Written request >> Omit the images, then print each record below exactly as it reads.

+---+

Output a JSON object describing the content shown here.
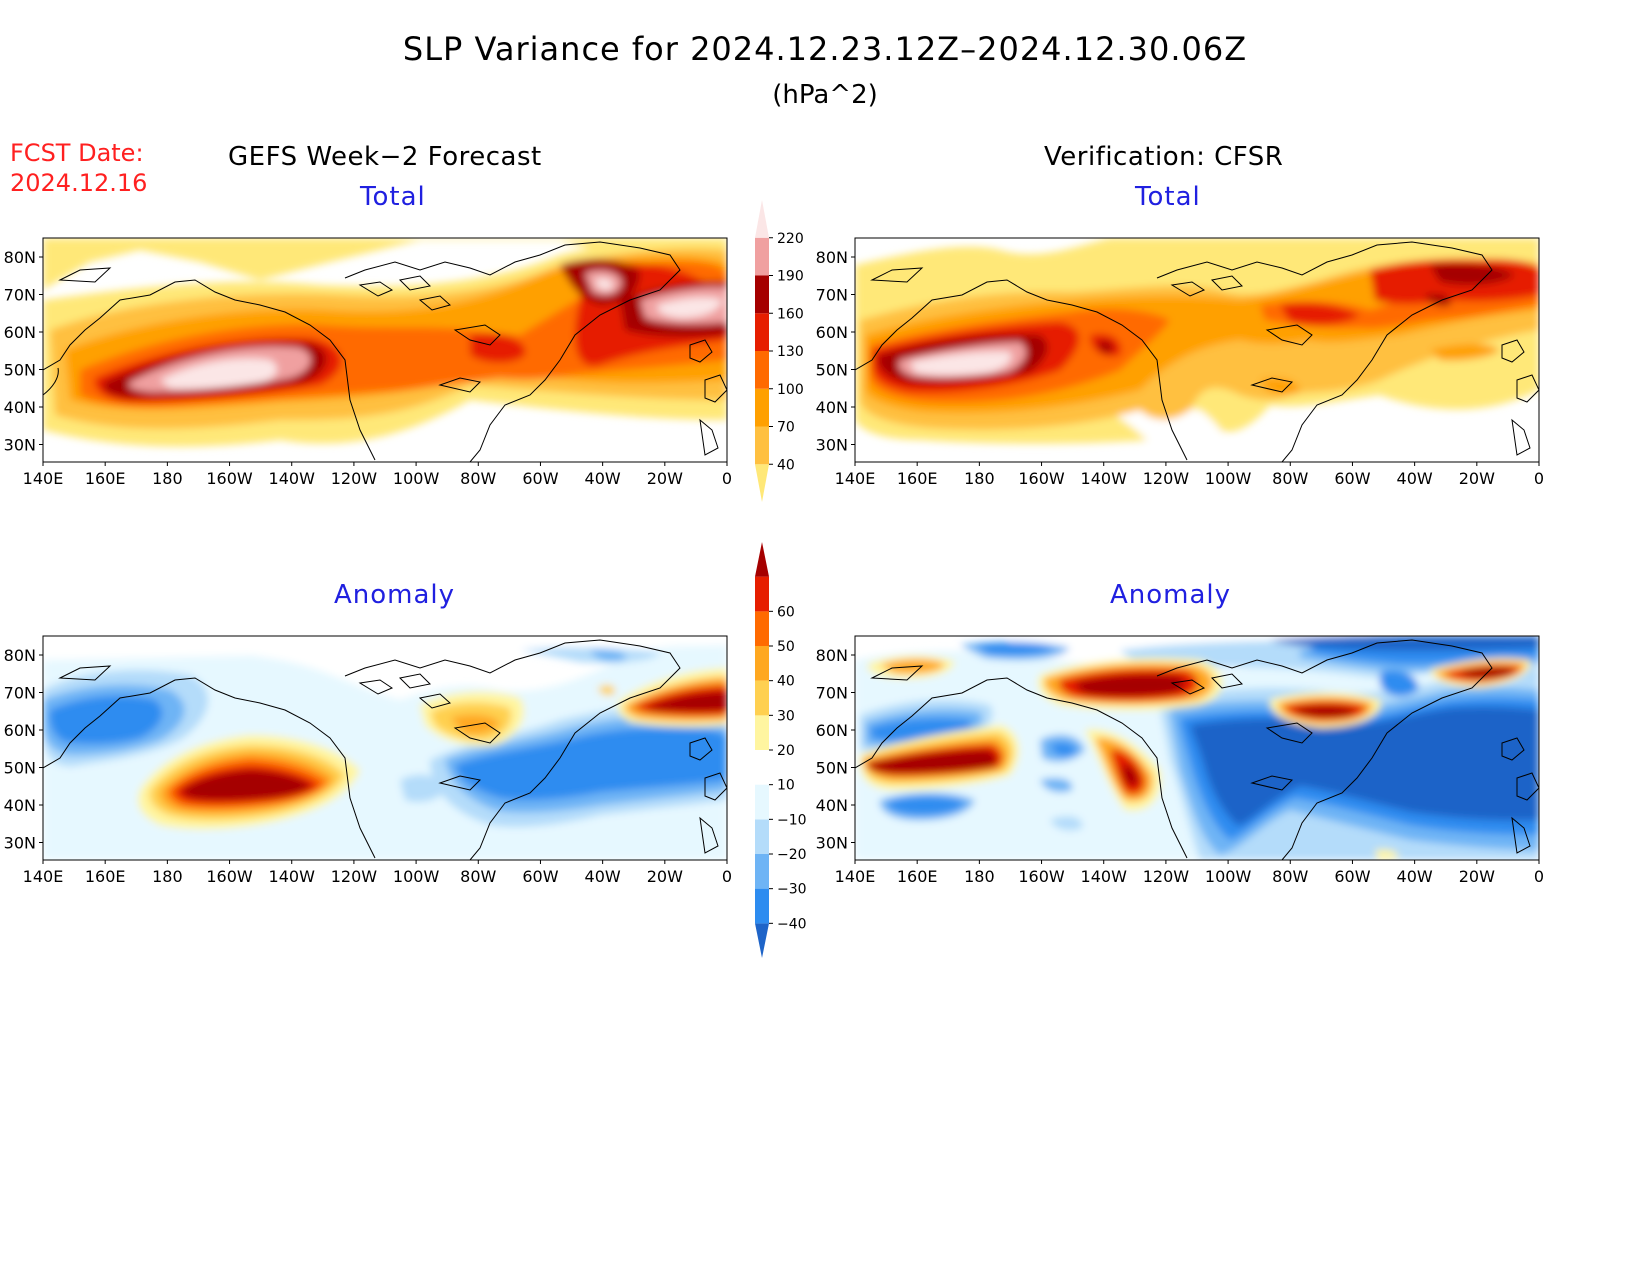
{
  "title": "SLP Variance for 2024.12.23.12Z–2024.12.30.06Z",
  "units": "(hPa^2)",
  "forecast_date": {
    "label": "FCST Date:",
    "value": "2024.12.16"
  },
  "columns": {
    "left": "GEFS Week−2 Forecast",
    "right": "Verification: CFSR"
  },
  "panels": [
    {
      "id": "fcst-total",
      "subtitle": "Total",
      "kind": "total"
    },
    {
      "id": "verif-total",
      "subtitle": "Total",
      "kind": "total"
    },
    {
      "id": "fcst-anom",
      "subtitle": "Anomaly",
      "kind": "anomaly"
    },
    {
      "id": "verif-anom",
      "subtitle": "Anomaly",
      "kind": "anomaly"
    }
  ],
  "axes": {
    "lat_labels": [
      "80N",
      "70N",
      "60N",
      "50N",
      "40N",
      "30N"
    ],
    "lon_labels": [
      "140E",
      "160E",
      "180",
      "160W",
      "140W",
      "120W",
      "100W",
      "80W",
      "60W",
      "40W",
      "20W",
      "0"
    ]
  },
  "colorbars": {
    "total": {
      "levels": [
        "40",
        "70",
        "100",
        "130",
        "160",
        "190",
        "220"
      ],
      "colors": [
        "#ffe878",
        "#ffc040",
        "#ffa000",
        "#ff6a00",
        "#e61e00",
        "#a50000",
        "#f0a0a0",
        "#fbe6e6"
      ]
    },
    "anomaly": {
      "levels": [
        "−40",
        "−30",
        "−20",
        "−10",
        "10",
        "20",
        "30",
        "40",
        "50",
        "60"
      ],
      "colors": [
        "#1e64c8",
        "#2d8cf0",
        "#6eb4f5",
        "#b4dcfa",
        "#e6f8ff",
        "#ffffff",
        "#fff5a0",
        "#ffd050",
        "#ffa820",
        "#ff6a00",
        "#e61e00",
        "#a50000"
      ]
    }
  }
}
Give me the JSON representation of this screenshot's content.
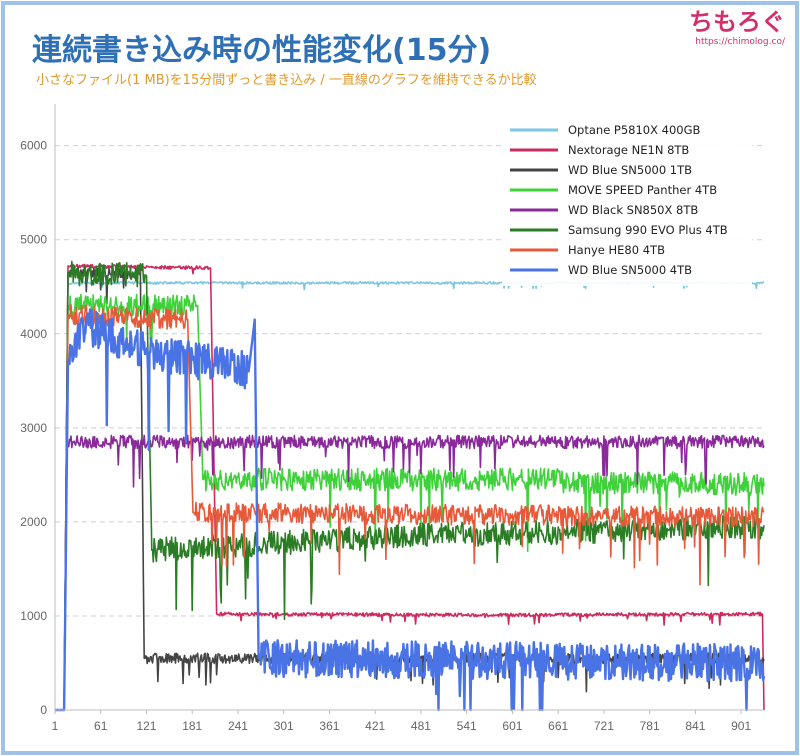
{
  "header": {
    "title": "連続書き込み時の性能変化(15分)",
    "subtitle": "小さなファイル(1 MB)を15分間ずっと書き込み / 一直線のグラフを維持できるか比較",
    "logo_text": "ちもろぐ",
    "logo_url": "https://chimolog.co/"
  },
  "colors": {
    "title": "#2f6fb5",
    "subtitle": "#e29a2c",
    "logo": "#d1306a",
    "frame": "#9ec3e6",
    "grid": "#cfcfcf"
  },
  "chart_data": {
    "type": "line",
    "title": "連続書き込み時の性能変化(15分)",
    "subtitle": "小さなファイル(1 MB)を15分間ずっと書き込み / 一直線のグラフを維持できるか比較",
    "xlabel": "",
    "ylabel": "",
    "xlim": [
      1,
      931
    ],
    "ylim": [
      0,
      6400
    ],
    "x_ticks": [
      "1",
      "61",
      "121",
      "181",
      "241",
      "301",
      "361",
      "421",
      "481",
      "541",
      "601",
      "661",
      "721",
      "781",
      "841",
      "901"
    ],
    "y_ticks": [
      "0",
      "1000",
      "2000",
      "3000",
      "4000",
      "5000",
      "6000"
    ],
    "grid": true,
    "legend_position": "top-right",
    "series": [
      {
        "name": "Optane P5810X 400GB",
        "color": "#7ec7e2",
        "points": [
          [
            1,
            0
          ],
          [
            13,
            0
          ],
          [
            18,
            4500
          ],
          [
            20,
            4540
          ],
          [
            600,
            4540
          ],
          [
            700,
            4540
          ],
          [
            931,
            4540
          ]
        ],
        "noise": 12
      },
      {
        "name": "Nextorage NE1N 8TB",
        "color": "#cc2b5e",
        "points": [
          [
            1,
            0
          ],
          [
            13,
            0
          ],
          [
            18,
            4720
          ],
          [
            205,
            4700
          ],
          [
            213,
            1020
          ],
          [
            560,
            1010
          ],
          [
            929,
            1020
          ],
          [
            931,
            0
          ]
        ],
        "noise": 18
      },
      {
        "name": "WD Blue SN5000 1TB",
        "color": "#444444",
        "points": [
          [
            1,
            0
          ],
          [
            13,
            0
          ],
          [
            18,
            4650
          ],
          [
            113,
            4640
          ],
          [
            118,
            550
          ],
          [
            931,
            550
          ]
        ],
        "noise": 55
      },
      {
        "name": "MOVE SPEED Panther 4TB",
        "color": "#3ed13a",
        "points": [
          [
            1,
            0
          ],
          [
            13,
            0
          ],
          [
            18,
            4300
          ],
          [
            188,
            4300
          ],
          [
            195,
            2450
          ],
          [
            650,
            2450
          ],
          [
            660,
            2450
          ],
          [
            670,
            2420
          ],
          [
            931,
            2400
          ]
        ],
        "noise": 120
      },
      {
        "name": "WD Black SN850X 8TB",
        "color": "#8a2a9a",
        "points": [
          [
            1,
            0
          ],
          [
            13,
            0
          ],
          [
            16,
            2850
          ],
          [
            931,
            2850
          ]
        ],
        "noise": 70
      },
      {
        "name": "Samsung 990 EVO Plus 4TB",
        "color": "#2a7d24",
        "points": [
          [
            1,
            0
          ],
          [
            13,
            0
          ],
          [
            18,
            4650
          ],
          [
            121,
            4620
          ],
          [
            128,
            1700
          ],
          [
            450,
            1850
          ],
          [
            700,
            1900
          ],
          [
            931,
            1950
          ]
        ],
        "noise": 130
      },
      {
        "name": "Hanye HE80 4TB",
        "color": "#e65a3a",
        "points": [
          [
            1,
            0
          ],
          [
            13,
            0
          ],
          [
            18,
            4200
          ],
          [
            175,
            4150
          ],
          [
            182,
            2100
          ],
          [
            931,
            2050
          ]
        ],
        "noise": 110
      },
      {
        "name": "WD Blue SN5000 4TB",
        "color": "#4a74e6",
        "points": [
          [
            1,
            0
          ],
          [
            13,
            0
          ],
          [
            18,
            3700
          ],
          [
            40,
            4100
          ],
          [
            120,
            3800
          ],
          [
            200,
            3700
          ],
          [
            255,
            3600
          ],
          [
            263,
            4150
          ],
          [
            268,
            550
          ],
          [
            931,
            500
          ]
        ],
        "noise": 200
      }
    ]
  }
}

+---+

Solved problem >>
Output a JSON object describing the content shown here.
{
  "title": "SLP Variance for 2024.12.23.12Z–2024.12.30.06Z",
  "units": "(hPa^2)",
  "forecast_date": {
    "label": "FCST Date:",
    "value": "2024.12.16"
  },
  "columns": {
    "left": "GEFS Week−2 Forecast",
    "right": "Verification: CFSR"
  },
  "panels": [
    {
      "id": "fcst-total",
      "subtitle": "Total",
      "kind": "total"
    },
    {
      "id": "verif-total",
      "subtitle": "Total",
      "kind": "total"
    },
    {
      "id": "fcst-anom",
      "subtitle": "Anomaly",
      "kind": "anomaly"
    },
    {
      "id": "verif-anom",
      "subtitle": "Anomaly",
      "kind": "anomaly"
    }
  ],
  "axes": {
    "lat_labels": [
      "80N",
      "70N",
      "60N",
      "50N",
      "40N",
      "30N"
    ],
    "lon_labels": [
      "140E",
      "160E",
      "180",
      "160W",
      "140W",
      "120W",
      "100W",
      "80W",
      "60W",
      "40W",
      "20W",
      "0"
    ]
  },
  "colorbars": {
    "total": {
      "levels": [
        "40",
        "70",
        "100",
        "130",
        "160",
        "190",
        "220"
      ],
      "colors": [
        "#ffe878",
        "#ffc040",
        "#ffa000",
        "#ff6a00",
        "#e61e00",
        "#a50000",
        "#f0a0a0",
        "#fbe6e6"
      ]
    },
    "anomaly": {
      "levels": [
        "−40",
        "−30",
        "−20",
        "−10",
        "10",
        "20",
        "30",
        "40",
        "50",
        "60"
      ],
      "colors": [
        "#1e64c8",
        "#2d8cf0",
        "#6eb4f5",
        "#b4dcfa",
        "#e6f8ff",
        "#ffffff",
        "#fff5a0",
        "#ffd050",
        "#ffa820",
        "#ff6a00",
        "#e61e00",
        "#a50000"
      ]
    }
  }
}
Give me the JSON representation of this screenshot's content.
{
  "header": {
    "title": "連続書き込み時の性能変化(15分)",
    "subtitle": "小さなファイル(1 MB)を15分間ずっと書き込み / 一直線のグラフを維持できるか比較",
    "logo_text": "ちもろぐ",
    "logo_url": "https://chimolog.co/"
  },
  "colors": {
    "title": "#2f6fb5",
    "subtitle": "#e29a2c",
    "logo": "#d1306a",
    "frame": "#9ec3e6",
    "grid": "#cfcfcf"
  },
  "chart_data": {
    "type": "line",
    "title": "連続書き込み時の性能変化(15分)",
    "subtitle": "小さなファイル(1 MB)を15分間ずっと書き込み / 一直線のグラフを維持できるか比較",
    "xlabel": "",
    "ylabel": "",
    "xlim": [
      1,
      931
    ],
    "ylim": [
      0,
      6400
    ],
    "x_ticks": [
      "1",
      "61",
      "121",
      "181",
      "241",
      "301",
      "361",
      "421",
      "481",
      "541",
      "601",
      "661",
      "721",
      "781",
      "841",
      "901"
    ],
    "y_ticks": [
      "0",
      "1000",
      "2000",
      "3000",
      "4000",
      "5000",
      "6000"
    ],
    "grid": true,
    "legend_position": "top-right",
    "series": [
      {
        "name": "Optane P5810X 400GB",
        "color": "#7ec7e2",
        "points": [
          [
            1,
            0
          ],
          [
            13,
            0
          ],
          [
            18,
            4500
          ],
          [
            20,
            4540
          ],
          [
            600,
            4540
          ],
          [
            700,
            4540
          ],
          [
            931,
            4540
          ]
        ],
        "noise": 12
      },
      {
        "name": "Nextorage NE1N 8TB",
        "color": "#cc2b5e",
        "points": [
          [
            1,
            0
          ],
          [
            13,
            0
          ],
          [
            18,
            4720
          ],
          [
            205,
            4700
          ],
          [
            213,
            1020
          ],
          [
            560,
            1010
          ],
          [
            929,
            1020
          ],
          [
            931,
            0
          ]
        ],
        "noise": 18
      },
      {
        "name": "WD Blue SN5000 1TB",
        "color": "#444444",
        "points": [
          [
            1,
            0
          ],
          [
            13,
            0
          ],
          [
            18,
            4650
          ],
          [
            113,
            4640
          ],
          [
            118,
            550
          ],
          [
            931,
            550
          ]
        ],
        "noise": 55
      },
      {
        "name": "MOVE SPEED Panther 4TB",
        "color": "#3ed13a",
        "points": [
          [
            1,
            0
          ],
          [
            13,
            0
          ],
          [
            18,
            4300
          ],
          [
            188,
            4300
          ],
          [
            195,
            2450
          ],
          [
            650,
            2450
          ],
          [
            660,
            2450
          ],
          [
            670,
            2420
          ],
          [
            931,
            2400
          ]
        ],
        "noise": 120
      },
      {
        "name": "WD Black SN850X 8TB",
        "color": "#8a2a9a",
        "points": [
          [
            1,
            0
          ],
          [
            13,
            0
          ],
          [
            16,
            2850
          ],
          [
            931,
            2850
          ]
        ],
        "noise": 70
      },
      {
        "name": "Samsung 990 EVO Plus 4TB",
        "color": "#2a7d24",
        "points": [
          [
            1,
            0
          ],
          [
            13,
            0
          ],
          [
            18,
            4650
          ],
          [
            121,
            4620
          ],
          [
            128,
            1700
          ],
          [
            450,
            1850
          ],
          [
            700,
            1900
          ],
          [
            931,
            1950
          ]
        ],
        "noise": 130
      },
      {
        "name": "Hanye HE80 4TB",
        "color": "#e65a3a",
        "points": [
          [
            1,
            0
          ],
          [
            13,
            0
          ],
          [
            18,
            4200
          ],
          [
            175,
            4150
          ],
          [
            182,
            2100
          ],
          [
            931,
            2050
          ]
        ],
        "noise": 110
      },
      {
        "name": "WD Blue SN5000 4TB",
        "color": "#4a74e6",
        "points": [
          [
            1,
            0
          ],
          [
            13,
            0
          ],
          [
            18,
            3700
          ],
          [
            40,
            4100
          ],
          [
            120,
            3800
          ],
          [
            200,
            3700
          ],
          [
            255,
            3600
          ],
          [
            263,
            4150
          ],
          [
            268,
            550
          ],
          [
            931,
            500
          ]
        ],
        "noise": 200
      }
    ]
  }
}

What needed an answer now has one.